# Text

==*==

READ ME 
GramAdapt Social Contact Dataset V1.0.0

This document provides information on how the GramAdapt Social Contact dataset V1.0.0 is structured, and outlines points of importance to be aware of when using this data set.

##Files
##Terminology
##Particularities of this dataset
##Table structure of the dataset
##Respondent comments vs reviewer comments
##About the timeframe
##Idiosyncratic contact sets
##Data Sensitivity
##Bibliography
##Citing the dataset
##References used in this Read Me

Created 30-12-2022
Eri Kashima & Francesca Di Garbo


## Files
The GramAdapt Social Contact dataset V1.0.0 comprises
- V1.0.0: The combined dataset of all 34 contact sets (csv)
- 34 Individual contact sets (csv)
- GA_SocialContactDataset_Bibliography_V1.0.0 x2: Bibliography of combined dataset (bibtex and formatted rtf)
- GA_V1.0.0_Metadata: Basic metadata about individual contact sets (csv)
- ReadMe file x2 (txt and pdf)

## Terminology
Respondent: The expert who filled out the questionnaire. There may be more than one person per set.

Editor: A member of the GramAdapt project team who collected data by corresponding with respondents, and curated the set.

Reviewer: A member of the GramAdapt project team who checked respondent responses, and corresponded with them to finalise answers for publication. All reviewers are also editors of the dataset.

## Particularities of the dataset
This dataset is a first attempt at collecting socio-cultural-demographic data about contact scenarios, including attempts at quantification as well as qualitative elaborations by respondents. 

Respondents were approached as academic collaborators, not as volunteers in an experiment. Respondents were not chosen at random. Respondents were chosen based on their published research and fieldwork experience with either or both Focus and Neighbour language communities. 

Each contact set is unique in terms of the timeframe they respond for. We urge researchers who use this dataset to read the Comments column for questions CID P1, P2, and P3 carefully for each set, to get a sense of the heterogeneity of timeframes represented in each set, as well as the whole dataset. See section "About the timeframe" further on.

==*==

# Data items
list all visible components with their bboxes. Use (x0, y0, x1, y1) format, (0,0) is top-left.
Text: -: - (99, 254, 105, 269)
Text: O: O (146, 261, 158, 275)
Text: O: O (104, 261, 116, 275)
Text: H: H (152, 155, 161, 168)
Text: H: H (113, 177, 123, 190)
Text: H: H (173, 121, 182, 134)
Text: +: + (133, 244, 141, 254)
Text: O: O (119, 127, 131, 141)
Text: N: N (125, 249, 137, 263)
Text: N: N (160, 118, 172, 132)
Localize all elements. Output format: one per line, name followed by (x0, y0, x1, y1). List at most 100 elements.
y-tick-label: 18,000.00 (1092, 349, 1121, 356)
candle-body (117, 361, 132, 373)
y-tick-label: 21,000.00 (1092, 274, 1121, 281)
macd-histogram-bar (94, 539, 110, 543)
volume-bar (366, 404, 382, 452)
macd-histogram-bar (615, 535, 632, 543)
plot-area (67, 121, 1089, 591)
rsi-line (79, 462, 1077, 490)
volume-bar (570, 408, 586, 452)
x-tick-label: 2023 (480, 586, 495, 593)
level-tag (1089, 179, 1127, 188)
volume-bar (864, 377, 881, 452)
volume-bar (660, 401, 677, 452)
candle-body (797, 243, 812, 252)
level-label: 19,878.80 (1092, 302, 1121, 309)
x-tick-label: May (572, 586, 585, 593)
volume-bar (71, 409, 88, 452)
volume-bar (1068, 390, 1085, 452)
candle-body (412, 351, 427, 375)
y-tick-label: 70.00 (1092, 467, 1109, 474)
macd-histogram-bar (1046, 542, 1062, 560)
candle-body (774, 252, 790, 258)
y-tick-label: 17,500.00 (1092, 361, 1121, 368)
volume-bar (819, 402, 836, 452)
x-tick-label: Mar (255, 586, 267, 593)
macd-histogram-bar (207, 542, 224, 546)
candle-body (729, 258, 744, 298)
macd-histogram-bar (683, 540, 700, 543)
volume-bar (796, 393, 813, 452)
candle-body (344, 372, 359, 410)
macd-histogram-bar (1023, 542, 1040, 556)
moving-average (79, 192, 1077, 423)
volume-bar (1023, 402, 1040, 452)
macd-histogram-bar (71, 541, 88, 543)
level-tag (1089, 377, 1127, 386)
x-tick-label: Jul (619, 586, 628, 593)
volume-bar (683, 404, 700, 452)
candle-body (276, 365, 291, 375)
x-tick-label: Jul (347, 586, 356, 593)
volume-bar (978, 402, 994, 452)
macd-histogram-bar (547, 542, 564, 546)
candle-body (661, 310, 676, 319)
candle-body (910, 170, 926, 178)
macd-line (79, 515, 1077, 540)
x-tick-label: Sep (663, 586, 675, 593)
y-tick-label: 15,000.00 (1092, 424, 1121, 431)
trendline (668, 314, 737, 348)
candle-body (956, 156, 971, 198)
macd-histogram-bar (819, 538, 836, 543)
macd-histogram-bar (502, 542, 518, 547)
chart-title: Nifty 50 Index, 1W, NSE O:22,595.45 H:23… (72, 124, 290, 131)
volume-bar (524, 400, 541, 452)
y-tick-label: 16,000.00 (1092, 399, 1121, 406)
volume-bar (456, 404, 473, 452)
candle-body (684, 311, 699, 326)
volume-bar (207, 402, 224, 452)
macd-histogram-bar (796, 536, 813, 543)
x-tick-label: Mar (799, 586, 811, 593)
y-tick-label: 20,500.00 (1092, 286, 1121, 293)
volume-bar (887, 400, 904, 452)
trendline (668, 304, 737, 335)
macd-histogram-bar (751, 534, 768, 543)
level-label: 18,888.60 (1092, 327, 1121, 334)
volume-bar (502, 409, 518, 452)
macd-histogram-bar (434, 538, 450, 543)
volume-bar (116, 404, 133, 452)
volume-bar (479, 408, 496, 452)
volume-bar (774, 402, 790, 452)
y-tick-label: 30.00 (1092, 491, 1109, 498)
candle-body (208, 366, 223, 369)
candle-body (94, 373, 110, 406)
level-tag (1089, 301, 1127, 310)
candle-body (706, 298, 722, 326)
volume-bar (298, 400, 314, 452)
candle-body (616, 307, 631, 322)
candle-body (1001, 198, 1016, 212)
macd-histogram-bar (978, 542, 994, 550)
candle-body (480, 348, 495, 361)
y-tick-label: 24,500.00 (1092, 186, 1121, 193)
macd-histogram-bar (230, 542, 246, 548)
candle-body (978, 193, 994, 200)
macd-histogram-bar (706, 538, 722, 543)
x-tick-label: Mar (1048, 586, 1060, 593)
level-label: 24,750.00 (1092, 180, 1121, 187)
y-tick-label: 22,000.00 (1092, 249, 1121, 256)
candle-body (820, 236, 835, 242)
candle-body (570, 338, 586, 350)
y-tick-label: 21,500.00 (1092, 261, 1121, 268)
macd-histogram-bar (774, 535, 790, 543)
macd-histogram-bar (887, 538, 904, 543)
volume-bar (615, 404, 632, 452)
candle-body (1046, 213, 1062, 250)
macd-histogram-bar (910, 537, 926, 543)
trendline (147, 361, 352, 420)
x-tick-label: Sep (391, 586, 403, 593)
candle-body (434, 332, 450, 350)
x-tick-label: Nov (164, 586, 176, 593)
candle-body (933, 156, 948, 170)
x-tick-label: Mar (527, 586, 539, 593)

==*==

# To-do list
A. Rewrite the stretch of the dataset read-me from "Created 30-12-2022" through "about individual contact sets (csv)", replacing "contact sets" with "language sets".
B. According to the dataset read-me, on what basis were respondents chosen?
C. Say whether each statement agrees with the dataset read-me, and quote the deciding words: (i) Respondents were chosen at random. (ii) All reviewers are also editors of the dataset. (iii) The ReadMe file is provided in txt and pdf formats.

# Solutions to the tasks
A.
Created 30-12-2022
Eri Kashima & Francesca Di Garbo


## Files
The GramAdapt Social Contact dataset V1.0.0 comprises
- V1.0.0: The combined dataset of all 34 language sets (csv)
- 34 Individual language sets (csv)
- GA_SocialContactDataset_Bibliography_V1.0.0 x2: Bibliography of combined dataset (bibtex and formatted rtf)
- GA_V1.0.0_Metadata: Basic metadata about individual language sets (csv)

B. Respondents were chosen based on their published research and fieldwork experience with either or both Focus and Neighbour language communities.

C.
(i) No: "Respondents were not chosen at random."
(ii) Yes: "All reviewers are also editors of the dataset."
(iii) Yes: "ReadMe file x2 (txt and pdf)"